# [WHAT THIS TASK INVOLVES]
Skip every line before the one containing "Convert this screenshot", then copy that line and the rest of the entries below exactly, through the last line.

--------------------------------

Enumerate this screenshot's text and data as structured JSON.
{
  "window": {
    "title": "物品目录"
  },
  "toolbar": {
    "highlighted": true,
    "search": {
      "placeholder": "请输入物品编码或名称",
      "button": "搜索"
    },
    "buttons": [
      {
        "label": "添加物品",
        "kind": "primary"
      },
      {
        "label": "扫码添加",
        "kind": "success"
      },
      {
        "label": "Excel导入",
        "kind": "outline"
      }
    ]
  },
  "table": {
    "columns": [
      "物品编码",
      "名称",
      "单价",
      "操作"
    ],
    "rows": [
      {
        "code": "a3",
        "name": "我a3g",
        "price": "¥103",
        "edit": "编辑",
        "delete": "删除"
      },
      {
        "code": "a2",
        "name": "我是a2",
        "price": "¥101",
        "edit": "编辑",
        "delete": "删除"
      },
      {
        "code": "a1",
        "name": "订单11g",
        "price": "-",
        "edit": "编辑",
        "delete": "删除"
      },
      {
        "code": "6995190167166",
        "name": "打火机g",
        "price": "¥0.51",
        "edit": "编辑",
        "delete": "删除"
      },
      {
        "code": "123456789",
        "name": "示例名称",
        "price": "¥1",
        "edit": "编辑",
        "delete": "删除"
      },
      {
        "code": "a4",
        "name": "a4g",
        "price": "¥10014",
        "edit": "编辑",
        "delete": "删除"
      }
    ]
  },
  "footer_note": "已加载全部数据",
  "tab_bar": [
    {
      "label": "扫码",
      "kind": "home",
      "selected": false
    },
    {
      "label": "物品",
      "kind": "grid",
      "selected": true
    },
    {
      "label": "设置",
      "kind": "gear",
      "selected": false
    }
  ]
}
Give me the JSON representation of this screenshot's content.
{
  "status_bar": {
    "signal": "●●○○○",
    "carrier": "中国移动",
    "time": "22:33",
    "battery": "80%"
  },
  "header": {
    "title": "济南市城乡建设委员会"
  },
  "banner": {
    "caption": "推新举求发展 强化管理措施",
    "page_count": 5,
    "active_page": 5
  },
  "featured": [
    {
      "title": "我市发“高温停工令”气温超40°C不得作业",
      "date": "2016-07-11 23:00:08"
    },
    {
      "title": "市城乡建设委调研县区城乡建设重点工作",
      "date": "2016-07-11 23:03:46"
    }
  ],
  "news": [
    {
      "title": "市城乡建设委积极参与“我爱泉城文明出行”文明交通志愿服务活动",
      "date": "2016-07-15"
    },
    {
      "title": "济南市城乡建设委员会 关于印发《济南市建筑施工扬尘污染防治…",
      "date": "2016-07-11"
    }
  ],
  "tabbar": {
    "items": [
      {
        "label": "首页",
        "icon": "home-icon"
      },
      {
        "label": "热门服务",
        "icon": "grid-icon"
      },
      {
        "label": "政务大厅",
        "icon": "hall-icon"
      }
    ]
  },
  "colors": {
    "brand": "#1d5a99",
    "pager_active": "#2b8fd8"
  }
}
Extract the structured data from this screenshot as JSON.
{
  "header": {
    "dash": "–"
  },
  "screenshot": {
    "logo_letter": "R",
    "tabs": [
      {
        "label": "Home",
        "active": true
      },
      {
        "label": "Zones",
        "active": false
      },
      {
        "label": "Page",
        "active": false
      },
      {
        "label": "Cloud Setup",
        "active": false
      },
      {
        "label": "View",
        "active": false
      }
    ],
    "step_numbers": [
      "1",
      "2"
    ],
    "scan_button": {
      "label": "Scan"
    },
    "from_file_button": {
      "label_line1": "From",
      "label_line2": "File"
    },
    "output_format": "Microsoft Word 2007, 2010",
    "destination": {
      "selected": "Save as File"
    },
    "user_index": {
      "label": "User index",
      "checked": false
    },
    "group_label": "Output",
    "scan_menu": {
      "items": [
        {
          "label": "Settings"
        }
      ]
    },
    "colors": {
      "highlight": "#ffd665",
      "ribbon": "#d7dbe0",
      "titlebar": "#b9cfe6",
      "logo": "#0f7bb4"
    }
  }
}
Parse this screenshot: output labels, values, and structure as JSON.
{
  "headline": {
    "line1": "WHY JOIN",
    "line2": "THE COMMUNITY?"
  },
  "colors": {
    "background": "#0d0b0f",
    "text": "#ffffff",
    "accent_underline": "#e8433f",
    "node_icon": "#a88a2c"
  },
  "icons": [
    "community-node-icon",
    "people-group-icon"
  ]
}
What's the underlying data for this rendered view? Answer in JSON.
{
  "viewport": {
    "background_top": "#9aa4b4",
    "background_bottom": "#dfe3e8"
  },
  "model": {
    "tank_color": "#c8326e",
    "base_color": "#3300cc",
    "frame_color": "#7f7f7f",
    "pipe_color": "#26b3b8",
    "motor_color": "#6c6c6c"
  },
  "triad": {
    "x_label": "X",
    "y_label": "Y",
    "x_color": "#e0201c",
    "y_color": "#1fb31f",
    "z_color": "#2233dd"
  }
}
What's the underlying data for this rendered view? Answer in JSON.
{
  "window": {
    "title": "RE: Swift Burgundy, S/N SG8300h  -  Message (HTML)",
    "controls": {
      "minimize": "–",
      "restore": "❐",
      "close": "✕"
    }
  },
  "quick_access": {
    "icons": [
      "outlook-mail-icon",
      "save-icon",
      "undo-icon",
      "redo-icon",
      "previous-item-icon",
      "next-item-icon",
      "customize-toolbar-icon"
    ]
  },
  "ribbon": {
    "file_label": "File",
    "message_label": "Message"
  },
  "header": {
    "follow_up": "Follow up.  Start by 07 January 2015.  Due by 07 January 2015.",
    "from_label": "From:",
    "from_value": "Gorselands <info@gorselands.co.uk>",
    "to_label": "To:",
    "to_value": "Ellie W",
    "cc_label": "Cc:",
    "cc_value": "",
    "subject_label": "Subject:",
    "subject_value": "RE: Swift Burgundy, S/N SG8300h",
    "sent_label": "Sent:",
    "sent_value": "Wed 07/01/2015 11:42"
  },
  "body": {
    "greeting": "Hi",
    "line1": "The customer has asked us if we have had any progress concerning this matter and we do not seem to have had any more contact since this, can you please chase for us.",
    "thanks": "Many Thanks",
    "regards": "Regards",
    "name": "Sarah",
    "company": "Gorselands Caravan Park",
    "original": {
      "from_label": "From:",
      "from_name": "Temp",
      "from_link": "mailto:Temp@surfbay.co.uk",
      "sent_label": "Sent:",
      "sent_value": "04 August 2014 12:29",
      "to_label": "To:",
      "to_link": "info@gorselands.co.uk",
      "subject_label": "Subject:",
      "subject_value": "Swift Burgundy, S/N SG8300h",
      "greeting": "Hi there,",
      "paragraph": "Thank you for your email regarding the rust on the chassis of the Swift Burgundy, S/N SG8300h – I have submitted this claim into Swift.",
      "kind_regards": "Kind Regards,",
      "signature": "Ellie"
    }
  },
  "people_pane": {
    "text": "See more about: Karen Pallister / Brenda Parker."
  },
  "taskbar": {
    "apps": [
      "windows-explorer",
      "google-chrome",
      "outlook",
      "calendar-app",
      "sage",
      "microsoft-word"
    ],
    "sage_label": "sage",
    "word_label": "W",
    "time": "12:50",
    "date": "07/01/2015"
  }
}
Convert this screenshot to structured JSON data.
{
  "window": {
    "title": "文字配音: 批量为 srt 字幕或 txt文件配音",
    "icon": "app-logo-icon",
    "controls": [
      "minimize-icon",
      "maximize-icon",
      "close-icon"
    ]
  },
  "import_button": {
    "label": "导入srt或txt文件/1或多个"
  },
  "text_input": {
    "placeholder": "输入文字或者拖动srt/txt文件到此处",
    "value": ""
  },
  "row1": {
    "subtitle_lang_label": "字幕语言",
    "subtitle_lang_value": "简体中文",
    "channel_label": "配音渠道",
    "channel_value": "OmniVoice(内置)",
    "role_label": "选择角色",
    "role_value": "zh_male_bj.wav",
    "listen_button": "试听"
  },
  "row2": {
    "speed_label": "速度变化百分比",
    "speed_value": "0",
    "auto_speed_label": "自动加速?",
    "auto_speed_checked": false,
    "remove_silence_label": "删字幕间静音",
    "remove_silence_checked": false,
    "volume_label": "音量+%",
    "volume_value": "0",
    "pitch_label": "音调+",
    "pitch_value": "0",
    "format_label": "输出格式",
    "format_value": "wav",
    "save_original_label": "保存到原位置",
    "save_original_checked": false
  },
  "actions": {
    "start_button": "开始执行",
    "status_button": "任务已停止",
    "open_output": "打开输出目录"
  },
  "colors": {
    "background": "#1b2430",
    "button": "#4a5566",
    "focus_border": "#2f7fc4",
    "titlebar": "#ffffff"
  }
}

--------------------------------

# [RESULT FOR THIS EXERCISE]
Convert this screenshot to structured JSON data.
{
  "window": {
    "title": "文字配音: 批量为 srt 字幕或 txt文件配音",
    "icon": "app-logo-icon",
    "controls": [
      "minimize-icon",
      "maximize-icon",
      "close-icon"
    ]
  },
  "import_button": {
    "label": "导入srt或txt文件/1或多个"
  },
  "text_input": {
    "placeholder": "输入文字或者拖动srt/txt文件到此处",
    "value": ""
  },
  "row1": {
    "subtitle_lang_label": "字幕语言",
    "subtitle_lang_value": "简体中文",
    "channel_label": "配音渠道",
    "channel_value": "OmniVoice(内置)",
    "role_label": "选择角色",
    "role_value": "zh_male_bj.wav",
    "listen_button": "试听"
  },
  "row2": {
    "speed_label": "速度变化百分比",
    "speed_value": "0",
    "auto_speed_label": "自动加速?",
    "auto_speed_checked": false,
    "remove_silence_label": "删字幕间静音",
    "remove_silence_checked": false,
    "volume_label": "音量+%",
    "volume_value": "0",
    "pitch_label": "音调+",
    "pitch_value": "0",
    "format_label": "输出格式",
    "format_value": "wav",
    "save_original_label": "保存到原位置",
    "save_original_checked": false
  },
  "actions": {
    "start_button": "开始执行",
    "status_button": "任务已停止",
    "open_output": "打开输出目录"
  },
  "colors": {
    "background": "#1b2430",
    "button": "#4a5566",
    "focus_border": "#2f7fc4",
    "titlebar": "#ffffff"
  }
}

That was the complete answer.